Goal of the exercise:
Please print every record below exactly as it appears.
#### Material
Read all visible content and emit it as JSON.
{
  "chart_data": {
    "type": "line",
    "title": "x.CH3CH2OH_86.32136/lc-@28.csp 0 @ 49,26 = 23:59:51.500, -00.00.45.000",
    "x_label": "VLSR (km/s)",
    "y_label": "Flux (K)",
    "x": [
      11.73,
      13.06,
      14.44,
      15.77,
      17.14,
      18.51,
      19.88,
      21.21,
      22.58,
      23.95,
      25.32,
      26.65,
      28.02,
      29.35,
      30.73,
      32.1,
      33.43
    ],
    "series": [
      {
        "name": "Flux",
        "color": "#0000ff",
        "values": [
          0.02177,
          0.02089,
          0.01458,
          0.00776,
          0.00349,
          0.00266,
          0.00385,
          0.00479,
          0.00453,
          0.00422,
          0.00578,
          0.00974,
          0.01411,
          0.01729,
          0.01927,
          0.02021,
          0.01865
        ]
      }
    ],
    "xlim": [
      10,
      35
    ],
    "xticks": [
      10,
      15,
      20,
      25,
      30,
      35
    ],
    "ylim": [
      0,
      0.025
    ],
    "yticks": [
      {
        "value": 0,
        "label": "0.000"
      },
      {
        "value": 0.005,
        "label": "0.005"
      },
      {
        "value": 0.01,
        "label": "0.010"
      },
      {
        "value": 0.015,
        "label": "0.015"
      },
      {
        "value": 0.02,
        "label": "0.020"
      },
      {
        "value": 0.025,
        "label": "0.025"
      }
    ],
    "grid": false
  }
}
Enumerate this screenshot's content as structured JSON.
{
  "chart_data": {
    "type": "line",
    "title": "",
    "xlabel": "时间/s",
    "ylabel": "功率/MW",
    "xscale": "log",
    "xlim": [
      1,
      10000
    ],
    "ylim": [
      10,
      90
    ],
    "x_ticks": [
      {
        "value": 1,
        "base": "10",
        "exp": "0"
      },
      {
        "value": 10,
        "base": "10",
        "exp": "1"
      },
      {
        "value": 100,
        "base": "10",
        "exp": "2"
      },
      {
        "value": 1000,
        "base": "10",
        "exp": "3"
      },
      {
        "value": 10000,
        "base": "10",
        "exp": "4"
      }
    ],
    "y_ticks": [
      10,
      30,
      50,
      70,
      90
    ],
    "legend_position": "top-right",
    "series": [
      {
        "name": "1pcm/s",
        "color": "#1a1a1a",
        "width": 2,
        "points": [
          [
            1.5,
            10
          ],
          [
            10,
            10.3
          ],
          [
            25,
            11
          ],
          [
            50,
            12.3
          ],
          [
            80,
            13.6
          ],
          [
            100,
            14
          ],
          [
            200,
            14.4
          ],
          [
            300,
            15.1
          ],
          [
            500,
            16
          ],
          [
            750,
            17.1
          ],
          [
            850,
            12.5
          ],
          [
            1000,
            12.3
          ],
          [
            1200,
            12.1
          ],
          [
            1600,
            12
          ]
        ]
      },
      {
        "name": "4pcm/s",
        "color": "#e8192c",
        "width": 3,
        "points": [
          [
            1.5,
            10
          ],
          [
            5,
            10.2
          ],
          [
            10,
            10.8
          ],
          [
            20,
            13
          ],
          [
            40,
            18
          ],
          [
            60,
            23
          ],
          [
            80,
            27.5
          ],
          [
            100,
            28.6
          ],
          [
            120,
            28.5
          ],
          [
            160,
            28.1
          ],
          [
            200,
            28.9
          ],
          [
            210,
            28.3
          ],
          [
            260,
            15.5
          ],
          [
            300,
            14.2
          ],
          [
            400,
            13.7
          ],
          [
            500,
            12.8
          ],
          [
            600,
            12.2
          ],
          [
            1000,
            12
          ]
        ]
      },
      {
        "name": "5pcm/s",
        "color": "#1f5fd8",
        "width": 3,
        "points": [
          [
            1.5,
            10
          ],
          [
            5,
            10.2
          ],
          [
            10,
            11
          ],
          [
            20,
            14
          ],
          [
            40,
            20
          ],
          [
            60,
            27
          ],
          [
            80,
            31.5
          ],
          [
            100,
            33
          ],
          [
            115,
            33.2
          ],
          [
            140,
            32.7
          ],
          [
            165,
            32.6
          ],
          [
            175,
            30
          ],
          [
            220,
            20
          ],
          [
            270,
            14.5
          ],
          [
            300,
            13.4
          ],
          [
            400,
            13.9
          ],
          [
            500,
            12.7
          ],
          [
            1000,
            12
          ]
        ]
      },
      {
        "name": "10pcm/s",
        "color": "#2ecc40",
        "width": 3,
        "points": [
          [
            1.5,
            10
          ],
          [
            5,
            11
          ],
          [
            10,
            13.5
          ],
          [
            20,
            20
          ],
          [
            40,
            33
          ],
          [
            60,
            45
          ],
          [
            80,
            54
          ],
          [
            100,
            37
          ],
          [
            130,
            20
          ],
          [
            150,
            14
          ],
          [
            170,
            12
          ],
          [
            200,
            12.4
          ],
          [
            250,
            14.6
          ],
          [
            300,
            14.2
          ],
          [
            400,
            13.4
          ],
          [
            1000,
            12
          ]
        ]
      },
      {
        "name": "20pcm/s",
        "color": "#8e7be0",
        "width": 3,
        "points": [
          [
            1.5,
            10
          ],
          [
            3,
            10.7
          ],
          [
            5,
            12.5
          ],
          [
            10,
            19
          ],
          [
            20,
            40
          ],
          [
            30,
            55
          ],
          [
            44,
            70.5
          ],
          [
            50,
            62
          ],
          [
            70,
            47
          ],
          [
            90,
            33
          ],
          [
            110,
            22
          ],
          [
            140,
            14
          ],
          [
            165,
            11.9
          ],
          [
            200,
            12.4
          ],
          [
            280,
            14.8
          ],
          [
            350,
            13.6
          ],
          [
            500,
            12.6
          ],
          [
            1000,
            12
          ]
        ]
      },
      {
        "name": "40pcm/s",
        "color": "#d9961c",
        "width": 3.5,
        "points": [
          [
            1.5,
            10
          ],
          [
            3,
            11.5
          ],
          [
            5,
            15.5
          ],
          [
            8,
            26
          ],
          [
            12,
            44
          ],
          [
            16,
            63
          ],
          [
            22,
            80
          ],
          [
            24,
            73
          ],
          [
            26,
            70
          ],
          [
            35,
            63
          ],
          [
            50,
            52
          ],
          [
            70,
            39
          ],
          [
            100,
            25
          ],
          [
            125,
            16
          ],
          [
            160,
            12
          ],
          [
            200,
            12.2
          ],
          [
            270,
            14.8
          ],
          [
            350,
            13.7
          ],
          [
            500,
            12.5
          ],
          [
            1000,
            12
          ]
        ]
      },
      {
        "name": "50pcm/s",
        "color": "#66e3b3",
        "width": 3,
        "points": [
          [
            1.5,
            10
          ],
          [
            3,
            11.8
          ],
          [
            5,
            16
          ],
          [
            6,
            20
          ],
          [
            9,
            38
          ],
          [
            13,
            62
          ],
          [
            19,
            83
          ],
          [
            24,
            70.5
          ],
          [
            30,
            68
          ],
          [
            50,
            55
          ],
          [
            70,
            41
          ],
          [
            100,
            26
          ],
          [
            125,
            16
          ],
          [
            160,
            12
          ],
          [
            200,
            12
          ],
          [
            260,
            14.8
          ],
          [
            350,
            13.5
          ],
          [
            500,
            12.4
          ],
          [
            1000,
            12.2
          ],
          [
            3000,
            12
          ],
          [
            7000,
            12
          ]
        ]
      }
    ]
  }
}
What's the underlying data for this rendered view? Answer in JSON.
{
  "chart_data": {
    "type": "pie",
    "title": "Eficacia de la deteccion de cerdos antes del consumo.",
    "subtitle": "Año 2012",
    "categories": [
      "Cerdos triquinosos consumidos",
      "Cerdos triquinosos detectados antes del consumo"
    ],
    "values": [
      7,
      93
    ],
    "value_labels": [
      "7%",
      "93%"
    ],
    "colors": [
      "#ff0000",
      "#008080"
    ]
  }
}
########
Correct result:
Read all visible content and emit it as JSON.
{
  "chart_data": {
    "type": "line",
    "title": "x.CH3CH2OH_86.32136/lc-@28.csp 0 @ 49,26 = 23:59:51.500, -00.00.45.000",
    "x_label": "VLSR (km/s)",
    "y_label": "Flux (K)",
    "x": [
      11.73,
      13.06,
      14.44,
      15.77,
      17.14,
      18.51,
      19.88,
      21.21,
      22.58,
      23.95,
      25.32,
      26.65,
      28.02,
      29.35,
      30.73,
      32.1,
      33.43
    ],
    "series": [
      {
        "name": "Flux",
        "color": "#0000ff",
        "values": [
          0.02177,
          0.02089,
          0.01458,
          0.00776,
          0.00349,
          0.00266,
          0.00385,
          0.00479,
          0.00453,
          0.00422,
          0.00578,
          0.00974,
          0.01411,
          0.01729,
          0.01927,
          0.02021,
          0.01865
        ]
      }
    ],
    "xlim": [
      10,
      35
    ],
    "xticks": [
      10,
      15,
      20,
      25,
      30,
      35
    ],
    "ylim": [
      0,
      0.025
    ],
    "yticks": [
      {
        "value": 0,
        "label": "0.000"
      },
      {
        "value": 0.005,
        "label": "0.005"
      },
      {
        "value": 0.01,
        "label": "0.010"
      },
      {
        "value": 0.015,
        "label": "0.015"
      },
      {
        "value": 0.02,
        "label": "0.020"
      },
      {
        "value": 0.025,
        "label": "0.025"
      }
    ],
    "grid": false
  }
}
Enumerate this screenshot's content as structured JSON.
{
  "chart_data": {
    "type": "line",
    "title": "",
    "xlabel": "时间/s",
    "ylabel": "功率/MW",
    "xscale": "log",
    "xlim": [
      1,
      10000
    ],
    "ylim": [
      10,
      90
    ],
    "x_ticks": [
      {
        "value": 1,
        "base": "10",
        "exp": "0"
      },
      {
        "value": 10,
        "base": "10",
        "exp": "1"
      },
      {
        "value": 100,
        "base": "10",
        "exp": "2"
      },
      {
        "value": 1000,
        "base": "10",
        "exp": "3"
      },
      {
        "value": 10000,
        "base": "10",
        "exp": "4"
      }
    ],
    "y_ticks": [
      10,
      30,
      50,
      70,
      90
    ],
    "legend_position": "top-right",
    "series": [
      {
        "name": "1pcm/s",
        "color": "#1a1a1a",
        "width": 2,
        "points": [
          [
            1.5,
            10
          ],
          [
            10,
            10.3
          ],
          [
            25,
            11
          ],
          [
            50,
            12.3
          ],
          [
            80,
            13.6
          ],
          [
            100,
            14
          ],
          [
            200,
            14.4
          ],
          [
            300,
            15.1
          ],
          [
            500,
            16
          ],
          [
            750,
            17.1
          ],
          [
            850,
            12.5
          ],
          [
            1000,
            12.3
          ],
          [
            1200,
            12.1
          ],
          [
            1600,
            12
          ]
        ]
      },
      {
        "name": "4pcm/s",
        "color": "#e8192c",
        "width": 3,
        "points": [
          [
            1.5,
            10
          ],
          [
            5,
            10.2
          ],
          [
            10,
            10.8
          ],
          [
            20,
            13
          ],
          [
            40,
            18
          ],
          [
            60,
            23
          ],
          [
            80,
            27.5
          ],
          [
            100,
            28.6
          ],
          [
            120,
            28.5
          ],
          [
            160,
            28.1
          ],
          [
            200,
            28.9
          ],
          [
            210,
            28.3
          ],
          [
            260,
            15.5
          ],
          [
            300,
            14.2
          ],
          [
            400,
            13.7
          ],
          [
            500,
            12.8
          ],
          [
            600,
            12.2
          ],
          [
            1000,
            12
          ]
        ]
      },
      {
        "name": "5pcm/s",
        "color": "#1f5fd8",
        "width": 3,
        "points": [
          [
            1.5,
            10
          ],
          [
            5,
            10.2
          ],
          [
            10,
            11
          ],
          [
            20,
            14
          ],
          [
            40,
            20
          ],
          [
            60,
            27
          ],
          [
            80,
            31.5
          ],
          [
            100,
            33
          ],
          [
            115,
            33.2
          ],
          [
            140,
            32.7
          ],
          [
            165,
            32.6
          ],
          [
            175,
            30
          ],
          [
            220,
            20
          ],
          [
            270,
            14.5
          ],
          [
            300,
            13.4
          ],
          [
            400,
            13.9
          ],
          [
            500,
            12.7
          ],
          [
            1000,
            12
          ]
        ]
      },
      {
        "name": "10pcm/s",
        "color": "#2ecc40",
        "width": 3,
        "points": [
          [
            1.5,
            10
          ],
          [
            5,
            11
          ],
          [
            10,
            13.5
          ],
          [
            20,
            20
          ],
          [
            40,
            33
          ],
          [
            60,
            45
          ],
          [
            80,
            54
          ],
          [
            100,
            37
          ],
          [
            130,
            20
          ],
          [
            150,
            14
          ],
          [
            170,
            12
          ],
          [
            200,
            12.4
          ],
          [
            250,
            14.6
          ],
          [
            300,
            14.2
          ],
          [
            400,
            13.4
          ],
          [
            1000,
            12
          ]
        ]
      },
      {
        "name": "20pcm/s",
        "color": "#8e7be0",
        "width": 3,
        "points": [
          [
            1.5,
            10
          ],
          [
            3,
            10.7
          ],
          [
            5,
            12.5
          ],
          [
            10,
            19
          ],
          [
            20,
            40
          ],
          [
            30,
            55
          ],
          [
            44,
            70.5
          ],
          [
            50,
            62
          ],
          [
            70,
            47
          ],
          [
            90,
            33
          ],
          [
            110,
            22
          ],
          [
            140,
            14
          ],
          [
            165,
            11.9
          ],
          [
            200,
            12.4
          ],
          [
            280,
            14.8
          ],
          [
            350,
            13.6
          ],
          [
            500,
            12.6
          ],
          [
            1000,
            12
          ]
        ]
      },
      {
        "name": "40pcm/s",
        "color": "#d9961c",
        "width": 3.5,
        "points": [
          [
            1.5,
            10
          ],
          [
            3,
            11.5
          ],
          [
            5,
            15.5
          ],
          [
            8,
            26
          ],
          [
            12,
            44
          ],
          [
            16,
            63
          ],
          [
            22,
            80
          ],
          [
            24,
            73
          ],
          [
            26,
            70
          ],
          [
            35,
            63
          ],
          [
            50,
            52
          ],
          [
            70,
            39
          ],
          [
            100,
            25
          ],
          [
            125,
            16
          ],
          [
            160,
            12
          ],
          [
            200,
            12.2
          ],
          [
            270,
            14.8
          ],
          [
            350,
            13.7
          ],
          [
            500,
            12.5
          ],
          [
            1000,
            12
          ]
        ]
      },
      {
        "name": "50pcm/s",
        "color": "#66e3b3",
        "width": 3,
        "points": [
          [
            1.5,
            10
          ],
          [
            3,
            11.8
          ],
          [
            5,
            16
          ],
          [
            6,
            20
          ],
          [
            9,
            38
          ],
          [
            13,
            62
          ],
          [
            19,
            83
          ],
          [
            24,
            70.5
          ],
          [
            30,
            68
          ],
          [
            50,
            55
          ],
          [
            70,
            41
          ],
          [
            100,
            26
          ],
          [
            125,
            16
          ],
          [
            160,
            12
          ],
          [
            200,
            12
          ],
          [
            260,
            14.8
          ],
          [
            350,
            13.5
          ],
          [
            500,
            12.4
          ],
          [
            1000,
            12.2
          ],
          [
            3000,
            12
          ],
          [
            7000,
            12
          ]
        ]
      }
    ]
  }
}
What's the underlying data for this rendered view? Answer in JSON.
{
  "chart_data": {
    "type": "pie",
    "title": "Eficacia de la deteccion de cerdos antes del consumo.",
    "subtitle": "Año 2012",
    "categories": [
      "Cerdos triquinosos consumidos",
      "Cerdos triquinosos detectados antes del consumo"
    ],
    "values": [
      7,
      93
    ],
    "value_labels": [
      "7%",
      "93%"
    ],
    "colors": [
      "#ff0000",
      "#008080"
    ]
  }
}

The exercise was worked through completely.